▸ Exercise goal:
Lines that include the word "JSON" are the ones to copy.

▸ Data entries:
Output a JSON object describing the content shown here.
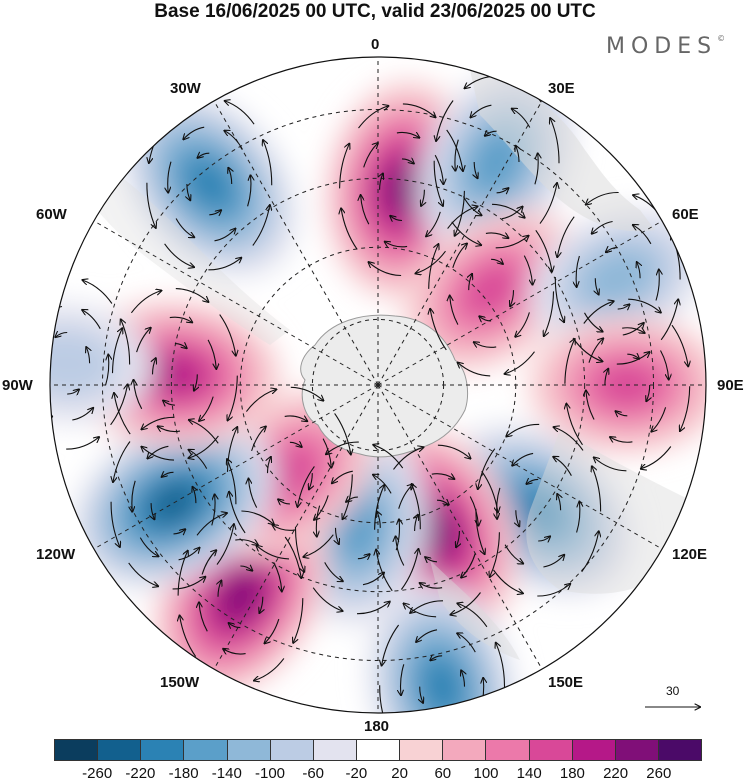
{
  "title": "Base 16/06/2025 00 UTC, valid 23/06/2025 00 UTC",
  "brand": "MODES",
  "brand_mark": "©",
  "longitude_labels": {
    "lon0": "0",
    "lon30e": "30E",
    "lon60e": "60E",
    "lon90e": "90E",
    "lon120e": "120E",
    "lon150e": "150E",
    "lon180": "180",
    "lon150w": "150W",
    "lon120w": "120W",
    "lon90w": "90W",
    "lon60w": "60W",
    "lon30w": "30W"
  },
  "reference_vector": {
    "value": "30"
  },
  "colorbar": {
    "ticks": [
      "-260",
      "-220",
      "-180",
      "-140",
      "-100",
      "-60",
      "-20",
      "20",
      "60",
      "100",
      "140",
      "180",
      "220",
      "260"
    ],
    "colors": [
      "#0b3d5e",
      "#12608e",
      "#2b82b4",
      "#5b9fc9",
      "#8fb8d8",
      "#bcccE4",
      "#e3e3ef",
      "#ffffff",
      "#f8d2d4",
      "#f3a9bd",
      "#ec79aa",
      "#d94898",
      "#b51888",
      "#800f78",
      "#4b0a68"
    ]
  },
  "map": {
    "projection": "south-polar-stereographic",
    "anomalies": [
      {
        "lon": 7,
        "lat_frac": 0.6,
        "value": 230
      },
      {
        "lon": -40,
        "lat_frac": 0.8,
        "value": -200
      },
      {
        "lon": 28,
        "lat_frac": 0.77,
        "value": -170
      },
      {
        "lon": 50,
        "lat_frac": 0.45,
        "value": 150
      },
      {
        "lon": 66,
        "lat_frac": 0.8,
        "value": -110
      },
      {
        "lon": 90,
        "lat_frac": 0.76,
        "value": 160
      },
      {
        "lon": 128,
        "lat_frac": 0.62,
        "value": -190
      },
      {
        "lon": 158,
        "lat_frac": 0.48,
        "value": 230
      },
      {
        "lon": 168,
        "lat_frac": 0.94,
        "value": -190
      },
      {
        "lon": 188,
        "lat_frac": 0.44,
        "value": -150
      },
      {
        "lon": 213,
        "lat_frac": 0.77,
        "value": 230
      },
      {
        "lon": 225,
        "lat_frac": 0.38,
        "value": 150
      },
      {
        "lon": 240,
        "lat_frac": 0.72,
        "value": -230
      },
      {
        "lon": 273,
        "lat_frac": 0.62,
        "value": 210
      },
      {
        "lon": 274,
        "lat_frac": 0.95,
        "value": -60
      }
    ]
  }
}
==
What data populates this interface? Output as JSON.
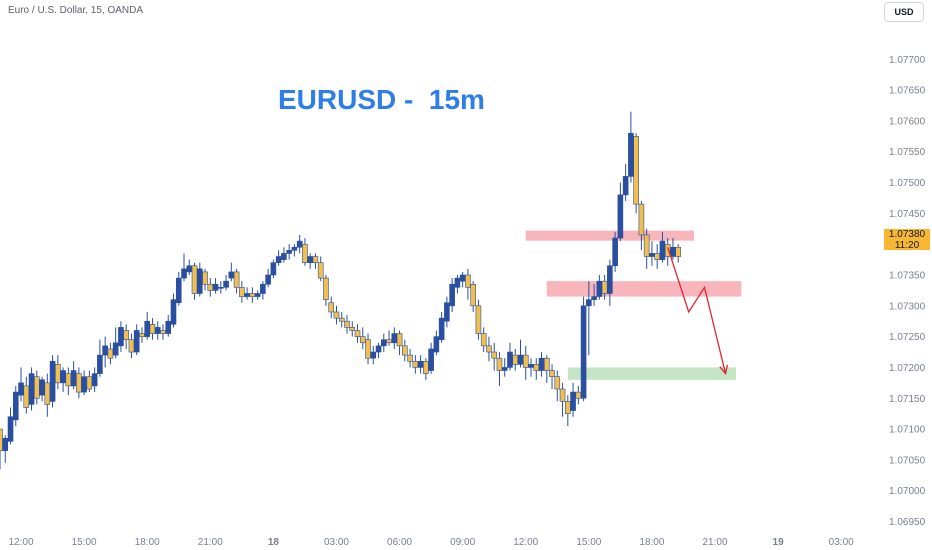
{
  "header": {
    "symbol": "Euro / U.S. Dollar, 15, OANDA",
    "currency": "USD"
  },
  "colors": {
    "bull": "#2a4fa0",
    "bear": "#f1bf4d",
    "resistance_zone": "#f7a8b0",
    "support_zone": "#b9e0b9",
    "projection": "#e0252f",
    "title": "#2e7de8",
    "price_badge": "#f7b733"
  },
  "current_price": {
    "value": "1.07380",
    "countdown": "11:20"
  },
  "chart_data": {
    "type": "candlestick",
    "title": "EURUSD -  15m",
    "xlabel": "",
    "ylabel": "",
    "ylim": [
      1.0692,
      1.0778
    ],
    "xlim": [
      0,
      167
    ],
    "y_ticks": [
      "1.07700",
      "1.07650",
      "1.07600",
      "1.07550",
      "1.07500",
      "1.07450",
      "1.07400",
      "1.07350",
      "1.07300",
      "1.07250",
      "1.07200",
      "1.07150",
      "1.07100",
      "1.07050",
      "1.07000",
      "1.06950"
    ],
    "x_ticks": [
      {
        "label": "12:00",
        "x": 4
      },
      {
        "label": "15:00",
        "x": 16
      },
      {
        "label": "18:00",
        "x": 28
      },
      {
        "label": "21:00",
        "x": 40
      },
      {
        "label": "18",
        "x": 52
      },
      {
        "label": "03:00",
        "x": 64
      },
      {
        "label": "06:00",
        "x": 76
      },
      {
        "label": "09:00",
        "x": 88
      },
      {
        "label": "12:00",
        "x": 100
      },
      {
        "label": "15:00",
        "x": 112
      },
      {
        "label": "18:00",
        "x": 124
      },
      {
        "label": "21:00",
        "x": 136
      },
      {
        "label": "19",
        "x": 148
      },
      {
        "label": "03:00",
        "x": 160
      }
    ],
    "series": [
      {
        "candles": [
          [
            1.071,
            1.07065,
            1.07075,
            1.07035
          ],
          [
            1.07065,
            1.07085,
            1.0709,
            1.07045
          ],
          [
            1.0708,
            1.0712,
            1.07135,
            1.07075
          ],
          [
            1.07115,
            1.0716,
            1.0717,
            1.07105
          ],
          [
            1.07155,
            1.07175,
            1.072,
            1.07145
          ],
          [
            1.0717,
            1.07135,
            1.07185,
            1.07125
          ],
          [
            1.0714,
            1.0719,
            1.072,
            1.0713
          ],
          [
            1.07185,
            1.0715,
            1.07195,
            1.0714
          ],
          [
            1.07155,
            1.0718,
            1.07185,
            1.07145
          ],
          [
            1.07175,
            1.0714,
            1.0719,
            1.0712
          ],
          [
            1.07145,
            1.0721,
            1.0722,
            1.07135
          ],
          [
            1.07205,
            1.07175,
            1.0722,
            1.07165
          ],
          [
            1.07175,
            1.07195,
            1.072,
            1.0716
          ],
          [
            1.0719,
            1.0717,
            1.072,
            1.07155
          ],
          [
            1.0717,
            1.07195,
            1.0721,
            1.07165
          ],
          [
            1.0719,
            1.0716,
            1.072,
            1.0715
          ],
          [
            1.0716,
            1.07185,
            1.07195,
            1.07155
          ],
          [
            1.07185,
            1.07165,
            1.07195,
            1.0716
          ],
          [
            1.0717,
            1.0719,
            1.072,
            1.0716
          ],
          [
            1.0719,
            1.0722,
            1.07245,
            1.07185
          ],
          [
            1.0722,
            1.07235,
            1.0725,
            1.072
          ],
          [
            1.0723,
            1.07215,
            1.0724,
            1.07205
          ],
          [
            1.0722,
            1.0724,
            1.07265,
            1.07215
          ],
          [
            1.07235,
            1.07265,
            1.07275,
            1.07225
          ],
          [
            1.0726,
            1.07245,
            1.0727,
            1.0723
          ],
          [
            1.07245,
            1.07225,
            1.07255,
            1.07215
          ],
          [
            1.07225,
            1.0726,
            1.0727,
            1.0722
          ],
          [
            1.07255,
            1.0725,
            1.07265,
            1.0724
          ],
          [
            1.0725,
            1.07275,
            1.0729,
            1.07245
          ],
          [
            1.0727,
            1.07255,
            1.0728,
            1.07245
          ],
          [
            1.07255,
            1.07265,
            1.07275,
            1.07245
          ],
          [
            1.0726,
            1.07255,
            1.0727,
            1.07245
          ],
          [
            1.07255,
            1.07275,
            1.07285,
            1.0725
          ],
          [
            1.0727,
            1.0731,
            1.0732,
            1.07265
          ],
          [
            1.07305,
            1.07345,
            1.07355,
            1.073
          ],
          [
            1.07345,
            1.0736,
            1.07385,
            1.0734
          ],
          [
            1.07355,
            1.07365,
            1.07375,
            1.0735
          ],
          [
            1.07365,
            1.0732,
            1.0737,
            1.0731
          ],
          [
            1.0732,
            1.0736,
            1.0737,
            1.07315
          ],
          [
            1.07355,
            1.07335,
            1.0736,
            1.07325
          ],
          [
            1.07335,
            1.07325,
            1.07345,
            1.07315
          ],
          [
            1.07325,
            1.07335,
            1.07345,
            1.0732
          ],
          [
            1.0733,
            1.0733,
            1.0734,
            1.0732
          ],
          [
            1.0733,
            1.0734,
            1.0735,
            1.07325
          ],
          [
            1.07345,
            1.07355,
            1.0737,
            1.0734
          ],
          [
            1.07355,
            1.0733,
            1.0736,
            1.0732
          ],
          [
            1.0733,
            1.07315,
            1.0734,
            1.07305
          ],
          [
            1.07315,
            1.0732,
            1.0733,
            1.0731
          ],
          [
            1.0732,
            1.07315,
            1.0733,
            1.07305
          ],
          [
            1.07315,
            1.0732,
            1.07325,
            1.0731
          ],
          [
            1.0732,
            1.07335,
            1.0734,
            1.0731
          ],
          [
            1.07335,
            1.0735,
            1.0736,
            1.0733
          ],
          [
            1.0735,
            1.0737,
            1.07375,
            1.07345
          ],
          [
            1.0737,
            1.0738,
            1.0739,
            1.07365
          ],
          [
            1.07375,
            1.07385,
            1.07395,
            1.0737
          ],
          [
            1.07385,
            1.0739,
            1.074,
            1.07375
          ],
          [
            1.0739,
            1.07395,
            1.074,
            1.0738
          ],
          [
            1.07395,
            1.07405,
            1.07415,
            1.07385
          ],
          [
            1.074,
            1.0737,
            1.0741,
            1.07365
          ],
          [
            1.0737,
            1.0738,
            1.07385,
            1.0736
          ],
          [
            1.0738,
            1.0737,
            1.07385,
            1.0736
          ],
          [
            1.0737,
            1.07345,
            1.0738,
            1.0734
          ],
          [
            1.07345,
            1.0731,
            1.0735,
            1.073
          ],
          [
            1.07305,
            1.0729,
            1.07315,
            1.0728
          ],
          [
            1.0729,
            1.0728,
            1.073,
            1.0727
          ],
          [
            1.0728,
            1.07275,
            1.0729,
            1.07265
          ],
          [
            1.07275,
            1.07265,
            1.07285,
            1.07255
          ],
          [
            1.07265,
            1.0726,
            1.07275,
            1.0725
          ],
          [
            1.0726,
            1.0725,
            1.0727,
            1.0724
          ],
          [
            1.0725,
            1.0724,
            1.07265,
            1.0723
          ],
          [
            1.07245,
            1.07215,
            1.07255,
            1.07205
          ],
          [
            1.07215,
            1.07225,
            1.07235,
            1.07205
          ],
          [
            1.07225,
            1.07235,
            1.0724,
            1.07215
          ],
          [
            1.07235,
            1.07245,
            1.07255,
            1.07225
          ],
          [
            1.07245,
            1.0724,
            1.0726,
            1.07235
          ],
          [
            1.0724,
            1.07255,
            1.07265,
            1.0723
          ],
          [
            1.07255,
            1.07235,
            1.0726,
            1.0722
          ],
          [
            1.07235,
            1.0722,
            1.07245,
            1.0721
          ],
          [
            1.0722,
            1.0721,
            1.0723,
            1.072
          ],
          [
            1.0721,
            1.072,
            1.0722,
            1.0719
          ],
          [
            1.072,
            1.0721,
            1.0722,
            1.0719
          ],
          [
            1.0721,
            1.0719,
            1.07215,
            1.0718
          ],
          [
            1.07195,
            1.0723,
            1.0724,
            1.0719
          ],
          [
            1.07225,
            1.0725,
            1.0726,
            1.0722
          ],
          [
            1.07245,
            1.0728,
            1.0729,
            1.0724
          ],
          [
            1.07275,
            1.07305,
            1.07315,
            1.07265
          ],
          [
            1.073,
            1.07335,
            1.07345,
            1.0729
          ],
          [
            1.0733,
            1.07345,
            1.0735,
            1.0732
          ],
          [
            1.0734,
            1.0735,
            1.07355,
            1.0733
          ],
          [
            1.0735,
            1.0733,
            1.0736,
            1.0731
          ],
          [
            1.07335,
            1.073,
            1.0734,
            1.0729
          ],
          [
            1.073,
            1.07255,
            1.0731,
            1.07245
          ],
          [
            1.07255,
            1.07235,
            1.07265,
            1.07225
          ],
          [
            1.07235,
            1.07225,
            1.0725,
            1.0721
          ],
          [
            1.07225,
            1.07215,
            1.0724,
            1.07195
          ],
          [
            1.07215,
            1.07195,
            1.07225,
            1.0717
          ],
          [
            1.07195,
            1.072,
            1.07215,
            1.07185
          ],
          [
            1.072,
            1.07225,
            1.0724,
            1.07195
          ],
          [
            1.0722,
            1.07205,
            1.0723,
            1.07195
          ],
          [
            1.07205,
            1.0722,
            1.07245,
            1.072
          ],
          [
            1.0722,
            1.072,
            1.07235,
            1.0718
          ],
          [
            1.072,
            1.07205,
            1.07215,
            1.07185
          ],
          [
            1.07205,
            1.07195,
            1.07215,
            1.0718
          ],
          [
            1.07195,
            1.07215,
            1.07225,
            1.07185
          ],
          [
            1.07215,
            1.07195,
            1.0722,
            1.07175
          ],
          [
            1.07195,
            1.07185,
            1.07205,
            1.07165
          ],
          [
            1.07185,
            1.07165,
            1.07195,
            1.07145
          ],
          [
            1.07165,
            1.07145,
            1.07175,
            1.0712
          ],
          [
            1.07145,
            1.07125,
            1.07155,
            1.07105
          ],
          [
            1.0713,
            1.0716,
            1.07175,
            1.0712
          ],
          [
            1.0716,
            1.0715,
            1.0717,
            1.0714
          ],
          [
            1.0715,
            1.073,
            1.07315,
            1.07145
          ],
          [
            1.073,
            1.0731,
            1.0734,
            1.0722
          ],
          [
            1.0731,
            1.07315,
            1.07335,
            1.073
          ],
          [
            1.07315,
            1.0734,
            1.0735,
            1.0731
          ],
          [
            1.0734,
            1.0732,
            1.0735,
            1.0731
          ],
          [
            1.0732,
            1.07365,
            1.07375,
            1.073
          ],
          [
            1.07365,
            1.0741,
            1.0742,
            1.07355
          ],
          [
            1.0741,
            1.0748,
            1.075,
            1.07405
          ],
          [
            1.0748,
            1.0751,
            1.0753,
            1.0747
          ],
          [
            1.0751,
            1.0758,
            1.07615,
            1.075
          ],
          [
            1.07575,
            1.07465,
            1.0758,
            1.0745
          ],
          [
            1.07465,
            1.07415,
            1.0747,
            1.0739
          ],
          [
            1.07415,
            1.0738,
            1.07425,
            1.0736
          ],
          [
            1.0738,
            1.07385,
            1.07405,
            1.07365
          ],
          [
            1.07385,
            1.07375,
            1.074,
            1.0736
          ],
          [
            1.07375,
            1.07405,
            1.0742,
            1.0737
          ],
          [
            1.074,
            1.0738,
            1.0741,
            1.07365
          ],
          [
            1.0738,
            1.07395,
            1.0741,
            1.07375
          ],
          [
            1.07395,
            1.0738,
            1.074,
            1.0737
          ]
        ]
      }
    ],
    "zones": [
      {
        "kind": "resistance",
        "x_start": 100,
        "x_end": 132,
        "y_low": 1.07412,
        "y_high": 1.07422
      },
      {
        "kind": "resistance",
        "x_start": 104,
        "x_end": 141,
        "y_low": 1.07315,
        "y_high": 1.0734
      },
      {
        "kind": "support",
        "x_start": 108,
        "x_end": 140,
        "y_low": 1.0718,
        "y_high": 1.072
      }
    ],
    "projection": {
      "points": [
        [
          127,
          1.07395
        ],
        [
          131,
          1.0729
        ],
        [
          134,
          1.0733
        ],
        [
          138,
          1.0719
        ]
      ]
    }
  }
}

▸ Finished exercise:
Output a JSON object describing the content shown here.
What data populates this interface? Output as JSON.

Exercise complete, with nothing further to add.